§ EXCERPT
^^^^

A study published in Royal Society Open Science has revealed that changes in ocean density significantly influence the capacity of marine plankton to incorporate carbon into their shells. These findings provide new insights into the mechanisms of carbon cycling and the ocean’s role in absorbing atmospheric CO2 amid climate change.
While previous research has focused on ocean chemistry and acidification, this study, led by Dr. Stergios Zarkogiannis from the University of Oxford’s Department of Earth Sciences, emphasizes the importance of physical ocean properties, such as density, in shaping the calcification processes of planktonic foraminifera.
Foraminifera, microscopic marine organisms that build calcium carbonate shells, are central to the carbon cycle. These shells eventually sink to the ocean floor, storing carbon for long periods. The study focuses on Trilobatus trilobus, a widespread planktonic foraminifera species, and shows that its calcification process is highly sensitive to ocean density and salinity.
The research demonstrates that T. trilobus relies on ocean density for maintaining its position in the water column, as it cannot actively move. When ocean density decreases, such as in areas with increased freshwater input from melting ice sheets, the species reduces its calcification to remain buoyant. This process leads to lighter shells, decreases carbon sequestration into shells, and leaves surface waters more alkaline. Alkaline waters enhance the ocean’s ability to absorb CO2 from the atmosphere.

^^^^

§ TASKS TO CARRY OUT
1. Decide whether each statement below agrees with the plankton article. Answer yes or no for each, and quote the words of the article that settle it.
(a) The study was led by a researcher from the University of Oxford's Department of Earth Sciences.
(b) Trilobatus trilobus can actively move to hold its position in the water column.
(c) When ocean density decreases, the species increases its calcification.
2. Reproduce word for word the passage of the plankton article from "Foraminifera, microscopic marine" up to and including "from the atmosphere.".

§ SOURCE INFORMATION
^^^^

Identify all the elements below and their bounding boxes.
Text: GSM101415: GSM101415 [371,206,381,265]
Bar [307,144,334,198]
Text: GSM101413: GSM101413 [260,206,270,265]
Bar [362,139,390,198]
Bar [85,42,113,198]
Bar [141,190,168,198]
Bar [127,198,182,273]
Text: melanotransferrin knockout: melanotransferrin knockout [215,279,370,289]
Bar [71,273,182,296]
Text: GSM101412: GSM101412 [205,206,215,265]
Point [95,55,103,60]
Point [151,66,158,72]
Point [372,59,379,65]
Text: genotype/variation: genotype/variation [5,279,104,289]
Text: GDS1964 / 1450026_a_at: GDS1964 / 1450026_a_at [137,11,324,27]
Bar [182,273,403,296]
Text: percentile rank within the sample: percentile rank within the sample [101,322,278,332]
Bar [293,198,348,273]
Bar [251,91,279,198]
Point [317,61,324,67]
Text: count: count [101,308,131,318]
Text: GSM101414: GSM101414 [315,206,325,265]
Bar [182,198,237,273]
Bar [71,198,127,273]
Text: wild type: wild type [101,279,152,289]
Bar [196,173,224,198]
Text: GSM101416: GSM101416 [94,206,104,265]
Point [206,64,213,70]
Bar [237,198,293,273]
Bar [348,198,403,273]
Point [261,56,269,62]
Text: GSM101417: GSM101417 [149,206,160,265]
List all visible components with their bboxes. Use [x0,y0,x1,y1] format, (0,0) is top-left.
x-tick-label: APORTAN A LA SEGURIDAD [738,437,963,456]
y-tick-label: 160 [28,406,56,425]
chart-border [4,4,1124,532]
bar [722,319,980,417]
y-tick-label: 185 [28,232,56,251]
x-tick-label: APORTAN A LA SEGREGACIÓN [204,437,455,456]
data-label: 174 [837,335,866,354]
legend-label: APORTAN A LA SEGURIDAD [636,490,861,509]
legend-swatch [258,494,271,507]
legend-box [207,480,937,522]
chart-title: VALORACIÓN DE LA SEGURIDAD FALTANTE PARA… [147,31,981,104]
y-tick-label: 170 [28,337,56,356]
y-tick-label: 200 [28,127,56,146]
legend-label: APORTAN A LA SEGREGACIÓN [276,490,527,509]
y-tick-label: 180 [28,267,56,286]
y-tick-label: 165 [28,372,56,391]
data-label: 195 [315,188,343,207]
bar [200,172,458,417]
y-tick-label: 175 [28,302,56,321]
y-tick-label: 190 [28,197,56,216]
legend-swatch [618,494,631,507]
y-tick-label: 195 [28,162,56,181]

^^^^

§ RESULTS IN ORDER
1.
(a) Yes: "led by Dr. Stergios Zarkogiannis from the University of Oxford’s Department of Earth Sciences"
(b) No: "as it cannot actively move"
(c) No: "the species reduces its calcification to remain buoyant"

2.
Foraminifera, microscopic marine organisms that build calcium carbonate shells, are central to the carbon cycle. These shells eventually sink to the ocean floor, storing carbon for long periods. The study focuses on Trilobatus trilobus, a widespread planktonic foraminifera species, and shows that its calcification process is highly sensitive to ocean density and salinity.
The research demonstrates that T. trilobus relies on ocean density for maintaining its position in the water column, as it cannot actively move. When ocean density decreases, such as in areas with increased freshwater input from melting ice sheets, the species reduces its calcification to remain buoyant. This process leads to lighter shells, decreases carbon sequestration into shells, and leaves surface waters more alkaline. Alkaline waters enhance the ocean’s ability to absorb CO2 from the atmosphere.